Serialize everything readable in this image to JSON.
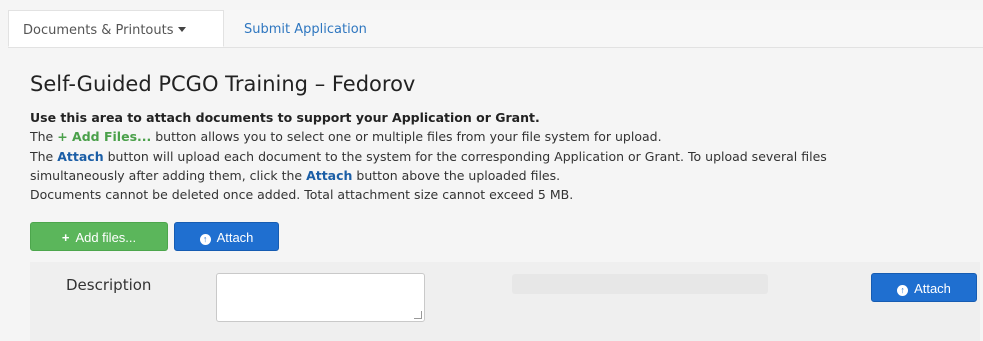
{
  "tabs": {
    "documents_printouts": "Documents & Printouts",
    "submit_application": "Submit Application"
  },
  "main": {
    "title": "Self-Guided PCGO Training – Fedorov",
    "lead": "Use this area to attach documents to support your Application or Grant.",
    "lines": [
      {
        "prefix": "The ",
        "highlight": "+ Add Files...",
        "suffix": " button allows you to select one or multiple files from your file system for upload."
      },
      {
        "prefix": "The ",
        "highlight": "Attach",
        "suffix": " button will upload each document to the system for the corresponding Application or Grant. To upload several files"
      },
      {
        "prefix": "simultaneously after adding them, click the ",
        "highlight": "Attach",
        "suffix": " button above the uploaded files."
      },
      {
        "text": "Documents cannot be deleted once added. Total attachment size cannot exceed 5 MB."
      }
    ]
  },
  "toolbar": {
    "add_files_label": "Add files...",
    "attach_label": "Attach"
  },
  "upload_row": {
    "description_label": "Description",
    "description_value": "",
    "attach_label": "Attach"
  }
}
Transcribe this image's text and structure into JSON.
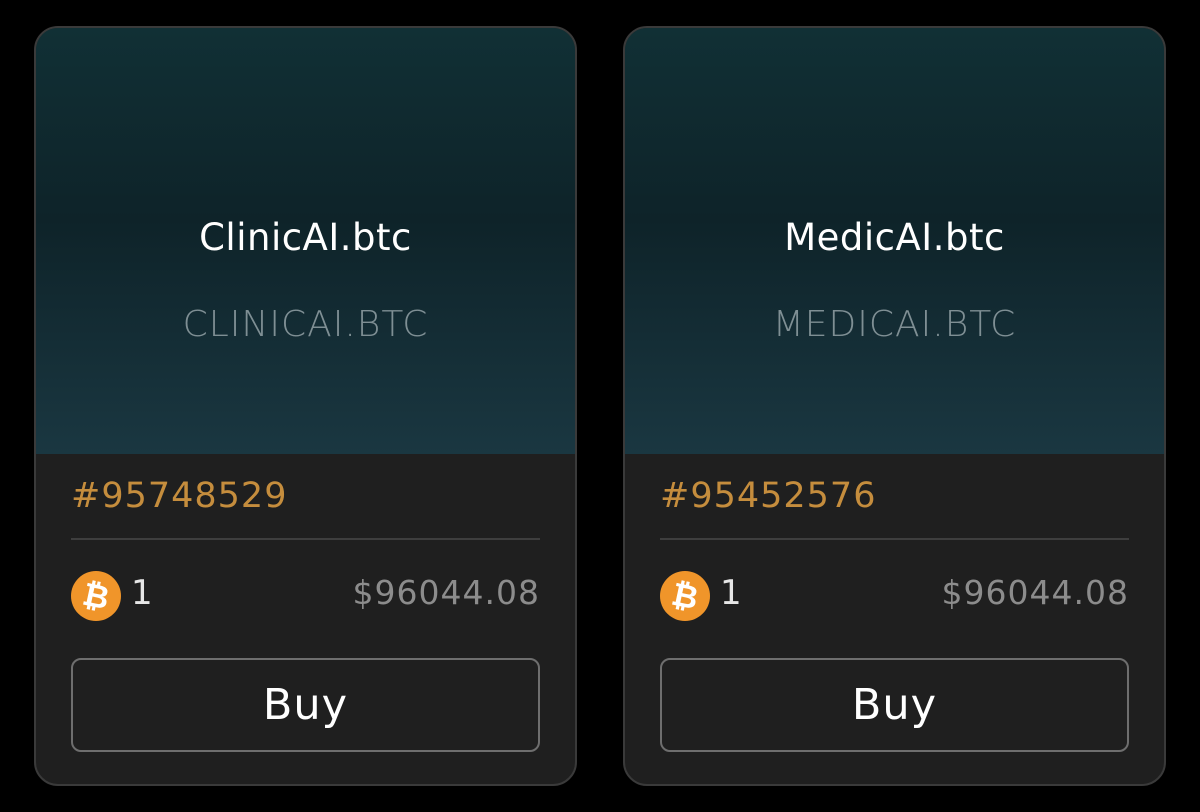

####################

Search the data for the word "JSON" and copy each line where it appears.

Serialize everything readable in this image to JSON.
Transcribe this image's text and structure into JSON.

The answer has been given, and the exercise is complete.